Work to complete:
(a) Sum up the forum thread below in two sentences.
(b) In the forum thread below, which two apps does the poster sometimes uninstall when a crash is near?
(c) Copy out word for word the stretch of the forum thread below from "I find it so" through "punished and harmed!".

Selected text:
If I am in a place with people and sounds and I feel overwhelmed, I tried to leave the place. Imagine that you are in a place like a party or something and you can not leave. I go to the toilet or a hidden place (my family and friend know that I just need to dissapear for a while and come back later) and play phone games, cry, or just stay in silence until I feel a little better and go out of my shell
 
Hi! I dont have PTSD, I am a supporter , but I am autistic so I Will tell you what work for me when I am going to crash:
when I feel that I am near of a Crash, I try to reduce my stress. I cancel or delay everything that is not an emergency. I put off all the notification on the phone or put in airplane mode. Sometimes I even uninstall WhatsApp or Instagram because a message can produce a Crash

If I am in a place with people and sounds and I feel overwhelmed, I tried to leave the place. Imagine that you are in a place like a party or something and you can not leave. I go to the toilet or a hidden place (my family and friend know that I just need to dissapear for a while and come back later) and play phone games, cry, or just stay in silence until I feel a little better and go out of my shell
I was writing this to make you feel heard and appreciated for your autism. Not making you change your autism to please others. But instead showing your reactions are a response to harm that isn’t negative.
 
It blows my mind that psychopathic people believe that putting an autistic person in charge of young children when the parent should be watching their child blows my mind. It makes no sense at all.

They literally ignored the fact of your sensory needs! That’s disgusting. Your sensory needs should be respected and guarded!

Making you stand for hours!!!! I am sorry but, like if you need a friend I’m here! This is disgusting! Like how inhumane are people. And trust me I know. I’m autistic too! And people abused me and I have seen some horrific stuff I can’t unsee ever again! But the treatment I have faced because of autism is beyond inhumane and cruel!

Honestly I am so sorry you were forced into situations that violated your sensory needs and violated your innocence. It’s truly heartbreaking! You deserve so much more respect than that! Period!

I find it so wrong that society tries to make us look crazy.

The person who harmed themselves blamed you! No accountability for their actions! Causing you to be punished and harmed!

Lack of accountability is the reason you and I are left with severe pain and panic! I can’t even have a panic attack without saying to myself “someone hurt me but never will fix it!” Like it’s disgusting and I hate that people take advantage of us for their own gain! It’s beyond not okay. This is what’s wrong with society!

Your reaction of sadness and panic! Is valid! You shouldn’t be explaining or feeling bad about a natural human reaction to severe abuse! Like this isn’t okay! What they did to you was not okay! You are very strong to even deal with this! You didn’t cause the damage! You are repairing damage!

And honestly, there is nothing wrong with you. Your mind is panicking to regulate itself, because others have poked your soft spot of empathy and it really hurts!
Hello and Thank you this means so much to me.
 
Hi! I dont have PTSD, I am a supporter , but I am autistic so I Will tell you what work for me when I am going to crash:
when I feel that I am near of a Crash, I try to reduce my stress. I cancel or delay everything that is not an emergency. I put off all the notification on the phone or put in airplane mode. Sometimes I even uninstall WhatsApp or Instagram because a message can produce a Crash

If I am in a place with people and sounds and I feel overwhelmed, I tried to leave the place. Imagine that you are in a place like a party or something and you can not leave. I go to the toilet or a hidden place (my family and friend know that I just need to dissapear for a while and come back later) and play phone games, cry, or just stay in silence until I feel a little better and go out of my shell
Hi! and thank you i have to try this.

Dataset extract:
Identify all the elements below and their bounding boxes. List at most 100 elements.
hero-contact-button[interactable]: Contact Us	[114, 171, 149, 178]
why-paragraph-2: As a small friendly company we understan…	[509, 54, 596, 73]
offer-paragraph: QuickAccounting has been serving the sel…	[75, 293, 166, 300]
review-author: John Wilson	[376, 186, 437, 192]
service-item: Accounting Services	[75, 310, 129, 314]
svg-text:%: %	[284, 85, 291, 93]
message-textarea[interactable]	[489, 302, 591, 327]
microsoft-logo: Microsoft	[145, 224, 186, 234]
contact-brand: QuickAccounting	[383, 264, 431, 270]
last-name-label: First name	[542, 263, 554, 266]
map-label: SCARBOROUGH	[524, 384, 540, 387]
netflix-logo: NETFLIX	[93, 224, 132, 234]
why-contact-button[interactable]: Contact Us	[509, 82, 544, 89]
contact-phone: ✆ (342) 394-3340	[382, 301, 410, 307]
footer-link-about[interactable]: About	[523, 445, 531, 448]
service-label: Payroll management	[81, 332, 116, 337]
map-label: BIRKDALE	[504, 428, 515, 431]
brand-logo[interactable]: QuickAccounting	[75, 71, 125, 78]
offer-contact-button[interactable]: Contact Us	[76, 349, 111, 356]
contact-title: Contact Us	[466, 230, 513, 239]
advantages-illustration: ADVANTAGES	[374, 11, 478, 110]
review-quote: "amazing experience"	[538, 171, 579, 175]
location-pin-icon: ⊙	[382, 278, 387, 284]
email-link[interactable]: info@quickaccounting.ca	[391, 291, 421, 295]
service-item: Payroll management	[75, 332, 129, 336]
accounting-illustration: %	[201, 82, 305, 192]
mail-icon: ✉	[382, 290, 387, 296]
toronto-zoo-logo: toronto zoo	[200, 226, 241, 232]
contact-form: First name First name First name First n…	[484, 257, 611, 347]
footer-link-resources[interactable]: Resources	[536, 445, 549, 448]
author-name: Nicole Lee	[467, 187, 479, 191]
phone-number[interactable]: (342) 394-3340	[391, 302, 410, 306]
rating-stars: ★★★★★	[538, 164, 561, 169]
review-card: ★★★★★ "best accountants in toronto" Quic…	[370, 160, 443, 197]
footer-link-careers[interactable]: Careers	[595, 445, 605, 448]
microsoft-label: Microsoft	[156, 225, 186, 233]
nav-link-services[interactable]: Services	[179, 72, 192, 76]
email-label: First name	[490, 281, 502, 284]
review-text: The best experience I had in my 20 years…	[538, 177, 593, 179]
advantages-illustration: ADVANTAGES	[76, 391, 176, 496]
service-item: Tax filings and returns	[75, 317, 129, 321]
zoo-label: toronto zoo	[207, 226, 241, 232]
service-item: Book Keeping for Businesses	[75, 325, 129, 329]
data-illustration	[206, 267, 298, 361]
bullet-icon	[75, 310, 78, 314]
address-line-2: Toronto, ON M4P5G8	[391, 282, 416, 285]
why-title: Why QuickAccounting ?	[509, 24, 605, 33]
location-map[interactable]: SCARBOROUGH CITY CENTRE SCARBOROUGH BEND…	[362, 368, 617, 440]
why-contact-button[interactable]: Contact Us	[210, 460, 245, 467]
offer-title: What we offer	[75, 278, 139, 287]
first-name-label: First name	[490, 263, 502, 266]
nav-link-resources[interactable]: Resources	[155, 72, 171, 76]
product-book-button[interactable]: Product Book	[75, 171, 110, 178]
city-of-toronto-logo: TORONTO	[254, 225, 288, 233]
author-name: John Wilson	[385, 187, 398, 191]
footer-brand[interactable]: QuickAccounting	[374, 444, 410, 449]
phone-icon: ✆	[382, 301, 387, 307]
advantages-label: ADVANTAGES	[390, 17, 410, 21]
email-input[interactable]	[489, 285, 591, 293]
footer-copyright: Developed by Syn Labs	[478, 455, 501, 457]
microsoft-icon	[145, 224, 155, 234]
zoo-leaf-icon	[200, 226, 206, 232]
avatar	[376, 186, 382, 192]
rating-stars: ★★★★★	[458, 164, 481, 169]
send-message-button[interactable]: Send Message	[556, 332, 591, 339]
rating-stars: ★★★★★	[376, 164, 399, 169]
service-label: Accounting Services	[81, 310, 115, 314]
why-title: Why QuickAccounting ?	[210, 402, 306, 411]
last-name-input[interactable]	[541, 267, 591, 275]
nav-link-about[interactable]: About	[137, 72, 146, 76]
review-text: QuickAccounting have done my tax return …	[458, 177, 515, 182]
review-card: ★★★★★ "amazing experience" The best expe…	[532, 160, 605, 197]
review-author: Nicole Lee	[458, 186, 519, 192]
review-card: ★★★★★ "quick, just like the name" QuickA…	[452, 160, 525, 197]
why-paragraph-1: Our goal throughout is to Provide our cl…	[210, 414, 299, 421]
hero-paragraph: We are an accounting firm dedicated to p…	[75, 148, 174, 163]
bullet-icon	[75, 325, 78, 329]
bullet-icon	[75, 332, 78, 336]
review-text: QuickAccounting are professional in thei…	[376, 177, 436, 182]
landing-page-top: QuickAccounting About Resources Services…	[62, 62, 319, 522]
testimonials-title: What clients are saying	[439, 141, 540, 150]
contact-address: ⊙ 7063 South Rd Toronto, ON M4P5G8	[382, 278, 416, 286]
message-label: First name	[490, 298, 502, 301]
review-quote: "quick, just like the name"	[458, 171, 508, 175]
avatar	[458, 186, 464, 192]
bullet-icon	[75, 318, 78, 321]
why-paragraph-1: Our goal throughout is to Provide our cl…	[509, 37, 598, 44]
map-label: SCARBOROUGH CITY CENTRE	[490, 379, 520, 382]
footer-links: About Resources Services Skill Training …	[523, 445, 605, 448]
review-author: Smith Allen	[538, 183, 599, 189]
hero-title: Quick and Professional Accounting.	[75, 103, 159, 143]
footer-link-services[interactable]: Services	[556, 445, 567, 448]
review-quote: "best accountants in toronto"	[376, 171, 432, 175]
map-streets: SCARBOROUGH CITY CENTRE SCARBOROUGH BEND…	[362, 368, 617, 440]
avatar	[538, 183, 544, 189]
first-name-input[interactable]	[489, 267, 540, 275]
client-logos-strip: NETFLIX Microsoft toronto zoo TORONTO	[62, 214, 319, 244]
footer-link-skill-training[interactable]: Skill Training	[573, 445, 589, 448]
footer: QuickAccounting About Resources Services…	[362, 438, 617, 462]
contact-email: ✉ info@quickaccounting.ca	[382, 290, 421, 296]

Written answers:
(a) An autistic poster shares what helps when a crash is coming: canceling anything that isn't urgent, silencing or uninstalling phone apps, and slipping away to a toilet or hidden place when overwhelmed. Another autistic poster tells someone that their sensory needs were ignored and that their sadness and panic are a valid response to abuse they did not cause.

(b) WhatsApp and Instagram.

(c)
I find it so wrong that society tries to make us look crazy.

The person who harmed themselves blamed you! No accountability for their actions! Causing you to be punished and harmed!